WRITTEN EXERCISE: Repeat the following lines exactly and nothing else: the line containing "Output the text content of this document." and each line after it through the end of the listing.

[START OF RECORDED INFORMATION]

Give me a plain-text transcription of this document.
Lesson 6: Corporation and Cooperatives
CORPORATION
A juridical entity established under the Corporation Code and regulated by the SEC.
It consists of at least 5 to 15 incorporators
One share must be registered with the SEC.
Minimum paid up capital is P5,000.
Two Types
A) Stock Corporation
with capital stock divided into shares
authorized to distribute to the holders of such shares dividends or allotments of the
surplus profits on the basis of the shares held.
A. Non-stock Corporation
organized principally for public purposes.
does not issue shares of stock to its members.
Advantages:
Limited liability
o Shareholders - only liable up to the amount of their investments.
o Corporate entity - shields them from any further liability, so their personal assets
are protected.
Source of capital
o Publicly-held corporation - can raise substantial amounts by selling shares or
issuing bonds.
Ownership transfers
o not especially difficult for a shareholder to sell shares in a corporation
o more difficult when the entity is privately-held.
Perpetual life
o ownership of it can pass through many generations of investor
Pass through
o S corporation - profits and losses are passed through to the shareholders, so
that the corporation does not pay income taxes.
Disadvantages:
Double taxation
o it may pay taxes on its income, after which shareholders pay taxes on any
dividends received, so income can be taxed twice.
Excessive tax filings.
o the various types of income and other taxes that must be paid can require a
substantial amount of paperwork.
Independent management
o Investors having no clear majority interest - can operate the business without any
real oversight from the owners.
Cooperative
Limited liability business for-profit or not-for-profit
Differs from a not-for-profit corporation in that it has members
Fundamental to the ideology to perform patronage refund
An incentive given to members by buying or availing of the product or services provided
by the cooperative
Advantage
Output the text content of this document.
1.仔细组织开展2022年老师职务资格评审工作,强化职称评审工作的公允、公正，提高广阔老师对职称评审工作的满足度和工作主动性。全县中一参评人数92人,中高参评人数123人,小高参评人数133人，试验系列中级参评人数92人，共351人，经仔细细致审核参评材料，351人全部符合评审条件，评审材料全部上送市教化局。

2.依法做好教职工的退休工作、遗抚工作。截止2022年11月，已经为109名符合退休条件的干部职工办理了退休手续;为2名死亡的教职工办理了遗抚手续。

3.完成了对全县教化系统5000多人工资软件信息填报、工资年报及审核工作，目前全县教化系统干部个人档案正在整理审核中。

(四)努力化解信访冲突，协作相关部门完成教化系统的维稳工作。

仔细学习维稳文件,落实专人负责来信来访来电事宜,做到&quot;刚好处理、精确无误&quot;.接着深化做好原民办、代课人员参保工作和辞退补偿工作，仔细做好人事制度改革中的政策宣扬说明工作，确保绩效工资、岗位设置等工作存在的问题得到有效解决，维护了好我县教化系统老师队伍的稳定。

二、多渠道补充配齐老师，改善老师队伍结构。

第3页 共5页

[END OF RECORDED INFORMATION]

TASK ANSWER:
Output the text content of this document.
1.仔细组织开展2022年老师职务资格评审工作,强化职称评审工作的公允、公正，提高广阔老师对职称评审工作的满足度和工作主动性。全县中一参评人数92人,中高参评人数123人,小高参评人数133人，试验系列中级参评人数92人，共351人，经仔细细致审核参评材料，351人全部符合评审条件，评审材料全部上送市教化局。

2.依法做好教职工的退休工作、遗抚工作。截止2022年11月，已经为109名符合退休条件的干部职工办理了退休手续;为2名死亡的教职工办理了遗抚手续。

3.完成了对全县教化系统5000多人工资软件信息填报、工资年报及审核工作，目前全县教化系统干部个人档案正在整理审核中。

(四)努力化解信访冲突，协作相关部门完成教化系统的维稳工作。

仔细学习维稳文件,落实专人负责来信来访来电事宜,做到&quot;刚好处理、精确无误&quot;.接着深化做好原民办、代课人员参保工作和辞退补偿工作，仔细做好人事制度改革中的政策宣扬说明工作，确保绩效工资、岗位设置等工作存在的问题得到有效解决，维护了好我县教化系统老师队伍的稳定。

二、多渠道补充配齐老师，改善老师队伍结构。

第3页 共5页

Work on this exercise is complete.